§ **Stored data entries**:
··········

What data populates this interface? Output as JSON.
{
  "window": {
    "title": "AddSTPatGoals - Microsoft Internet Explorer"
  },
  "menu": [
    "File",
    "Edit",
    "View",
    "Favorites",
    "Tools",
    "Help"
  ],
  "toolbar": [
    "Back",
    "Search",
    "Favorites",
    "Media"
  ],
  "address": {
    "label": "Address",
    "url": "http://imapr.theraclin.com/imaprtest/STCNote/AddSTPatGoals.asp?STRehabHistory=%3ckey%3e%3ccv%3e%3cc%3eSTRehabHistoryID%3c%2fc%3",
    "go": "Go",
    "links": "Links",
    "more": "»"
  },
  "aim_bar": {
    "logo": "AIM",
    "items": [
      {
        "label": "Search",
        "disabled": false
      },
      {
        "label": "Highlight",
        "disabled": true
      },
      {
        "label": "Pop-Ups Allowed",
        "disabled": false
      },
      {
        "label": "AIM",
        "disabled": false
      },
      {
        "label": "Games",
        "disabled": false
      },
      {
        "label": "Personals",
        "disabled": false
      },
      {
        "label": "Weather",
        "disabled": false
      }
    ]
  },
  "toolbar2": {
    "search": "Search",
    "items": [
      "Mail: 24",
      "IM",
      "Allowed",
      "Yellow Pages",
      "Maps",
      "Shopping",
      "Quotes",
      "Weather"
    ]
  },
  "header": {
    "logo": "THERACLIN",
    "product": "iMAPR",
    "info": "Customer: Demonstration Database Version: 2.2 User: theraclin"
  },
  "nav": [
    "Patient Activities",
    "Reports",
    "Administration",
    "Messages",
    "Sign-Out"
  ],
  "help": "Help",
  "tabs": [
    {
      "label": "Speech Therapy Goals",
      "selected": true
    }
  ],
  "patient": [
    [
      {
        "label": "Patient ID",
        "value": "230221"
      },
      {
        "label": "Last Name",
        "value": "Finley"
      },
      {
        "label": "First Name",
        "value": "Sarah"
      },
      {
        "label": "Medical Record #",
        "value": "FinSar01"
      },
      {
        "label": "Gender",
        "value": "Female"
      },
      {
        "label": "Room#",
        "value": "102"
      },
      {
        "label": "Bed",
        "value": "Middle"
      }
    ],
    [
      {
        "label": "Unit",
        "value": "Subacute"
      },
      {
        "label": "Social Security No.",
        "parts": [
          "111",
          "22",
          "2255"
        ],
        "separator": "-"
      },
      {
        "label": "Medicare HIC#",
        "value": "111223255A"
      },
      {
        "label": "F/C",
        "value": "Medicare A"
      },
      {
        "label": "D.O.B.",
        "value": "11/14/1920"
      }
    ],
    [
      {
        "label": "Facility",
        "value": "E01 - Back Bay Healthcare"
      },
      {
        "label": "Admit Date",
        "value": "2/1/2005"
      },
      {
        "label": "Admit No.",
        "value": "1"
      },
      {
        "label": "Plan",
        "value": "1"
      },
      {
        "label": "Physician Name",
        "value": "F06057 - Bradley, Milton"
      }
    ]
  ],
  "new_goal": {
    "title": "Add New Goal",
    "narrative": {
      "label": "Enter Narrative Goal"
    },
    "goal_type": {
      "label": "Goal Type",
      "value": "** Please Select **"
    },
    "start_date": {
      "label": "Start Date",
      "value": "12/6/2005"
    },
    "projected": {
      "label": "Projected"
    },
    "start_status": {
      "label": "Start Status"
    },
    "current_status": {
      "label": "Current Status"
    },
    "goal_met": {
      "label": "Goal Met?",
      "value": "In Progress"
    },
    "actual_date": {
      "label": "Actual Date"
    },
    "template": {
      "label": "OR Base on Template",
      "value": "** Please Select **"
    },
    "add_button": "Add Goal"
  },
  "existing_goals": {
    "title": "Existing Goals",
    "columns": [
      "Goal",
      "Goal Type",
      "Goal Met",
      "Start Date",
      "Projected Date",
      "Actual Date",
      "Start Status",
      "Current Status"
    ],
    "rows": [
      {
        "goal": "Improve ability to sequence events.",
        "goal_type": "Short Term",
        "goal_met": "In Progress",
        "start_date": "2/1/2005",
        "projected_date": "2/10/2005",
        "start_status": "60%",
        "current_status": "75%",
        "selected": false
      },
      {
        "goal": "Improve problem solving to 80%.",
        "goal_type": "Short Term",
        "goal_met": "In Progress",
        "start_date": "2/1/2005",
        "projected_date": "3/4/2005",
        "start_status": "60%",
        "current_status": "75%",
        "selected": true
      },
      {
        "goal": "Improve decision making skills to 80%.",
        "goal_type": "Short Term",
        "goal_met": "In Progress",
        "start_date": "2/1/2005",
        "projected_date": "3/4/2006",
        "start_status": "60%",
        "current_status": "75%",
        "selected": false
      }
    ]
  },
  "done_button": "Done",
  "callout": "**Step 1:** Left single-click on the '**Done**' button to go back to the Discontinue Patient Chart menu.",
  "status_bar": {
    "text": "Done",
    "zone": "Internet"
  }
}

··········

§ **Task to carry out**: Take the lines above and retype all of them exactly.

§ **Final result**:
What data populates this interface? Output as JSON.
{
  "window": {
    "title": "AddSTPatGoals - Microsoft Internet Explorer"
  },
  "menu": [
    "File",
    "Edit",
    "View",
    "Favorites",
    "Tools",
    "Help"
  ],
  "toolbar": [
    "Back",
    "Search",
    "Favorites",
    "Media"
  ],
  "address": {
    "label": "Address",
    "url": "http://imapr.theraclin.com/imaprtest/STCNote/AddSTPatGoals.asp?STRehabHistory=%3ckey%3e%3ccv%3e%3cc%3eSTRehabHistoryID%3c%2fc%3",
    "go": "Go",
    "links": "Links",
    "more": "»"
  },
  "aim_bar": {
    "logo": "AIM",
    "items": [
      {
        "label": "Search",
        "disabled": false
      },
      {
        "label": "Highlight",
        "disabled": true
      },
      {
        "label": "Pop-Ups Allowed",
        "disabled": false
      },
      {
        "label": "AIM",
        "disabled": false
      },
      {
        "label": "Games",
        "disabled": false
      },
      {
        "label": "Personals",
        "disabled": false
      },
      {
        "label": "Weather",
        "disabled": false
      }
    ]
  },
  "toolbar2": {
    "search": "Search",
    "items": [
      "Mail: 24",
      "IM",
      "Allowed",
      "Yellow Pages",
      "Maps",
      "Shopping",
      "Quotes",
      "Weather"
    ]
  },
  "header": {
    "logo": "THERACLIN",
    "product": "iMAPR",
    "info": "Customer: Demonstration Database Version: 2.2 User: theraclin"
  },
  "nav": [
    "Patient Activities",
    "Reports",
    "Administration",
    "Messages",
    "Sign-Out"
  ],
  "help": "Help",
  "tabs": [
    {
      "label": "Speech Therapy Goals",
      "selected": true
    }
  ],
  "patient": [
    [
      {
        "label": "Patient ID",
        "value": "230221"
      },
      {
        "label": "Last Name",
        "value": "Finley"
      },
      {
        "label": "First Name",
        "value": "Sarah"
      },
      {
        "label": "Medical Record #",
        "value": "FinSar01"
      },
      {
        "label": "Gender",
        "value": "Female"
      },
      {
        "label": "Room#",
        "value": "102"
      },
      {
        "label": "Bed",
        "value": "Middle"
      }
    ],
    [
      {
        "label": "Unit",
        "value": "Subacute"
      },
      {
        "label": "Social Security No.",
        "parts": [
          "111",
          "22",
          "2255"
        ],
        "separator": "-"
      },
      {
        "label": "Medicare HIC#",
        "value": "111223255A"
      },
      {
        "label": "F/C",
        "value": "Medicare A"
      },
      {
        "label": "D.O.B.",
        "value": "11/14/1920"
      }
    ],
    [
      {
        "label": "Facility",
        "value": "E01 - Back Bay Healthcare"
      },
      {
        "label": "Admit Date",
        "value": "2/1/2005"
      },
      {
        "label": "Admit No.",
        "value": "1"
      },
      {
        "label": "Plan",
        "value": "1"
      },
      {
        "label": "Physician Name",
        "value": "F06057 - Bradley, Milton"
      }
    ]
  ],
  "new_goal": {
    "title": "Add New Goal",
    "narrative": {
      "label": "Enter Narrative Goal"
    },
    "goal_type": {
      "label": "Goal Type",
      "value": "** Please Select **"
    },
    "start_date": {
      "label": "Start Date",
      "value": "12/6/2005"
    },
    "projected": {
      "label": "Projected"
    },
    "start_status": {
      "label": "Start Status"
    },
    "current_status": {
      "label": "Current Status"
    },
    "goal_met": {
      "label": "Goal Met?",
      "value": "In Progress"
    },
    "actual_date": {
      "label": "Actual Date"
    },
    "template": {
      "label": "OR Base on Template",
      "value": "** Please Select **"
    },
    "add_button": "Add Goal"
  },
  "existing_goals": {
    "title": "Existing Goals",
    "columns": [
      "Goal",
      "Goal Type",
      "Goal Met",
      "Start Date",
      "Projected Date",
      "Actual Date",
      "Start Status",
      "Current Status"
    ],
    "rows": [
      {
        "goal": "Improve ability to sequence events.",
        "goal_type": "Short Term",
        "goal_met": "In Progress",
        "start_date": "2/1/2005",
        "projected_date": "2/10/2005",
        "start_status": "60%",
        "current_status": "75%",
        "selected": false
      },
      {
        "goal": "Improve problem solving to 80%.",
        "goal_type": "Short Term",
        "goal_met": "In Progress",
        "start_date": "2/1/2005",
        "projected_date": "3/4/2005",
        "start_status": "60%",
        "current_status": "75%",
        "selected": true
      },
      {
        "goal": "Improve decision making skills to 80%.",
        "goal_type": "Short Term",
        "goal_met": "In Progress",
        "start_date": "2/1/2005",
        "projected_date": "3/4/2006",
        "start_status": "60%",
        "current_status": "75%",
        "selected": false
      }
    ]
  },
  "done_button": "Done",
  "callout": "**Step 1:** Left single-click on the '**Done**' button to go back to the Discontinue Patient Chart menu.",
  "status_bar": {
    "text": "Done",
    "zone": "Internet"
  }
}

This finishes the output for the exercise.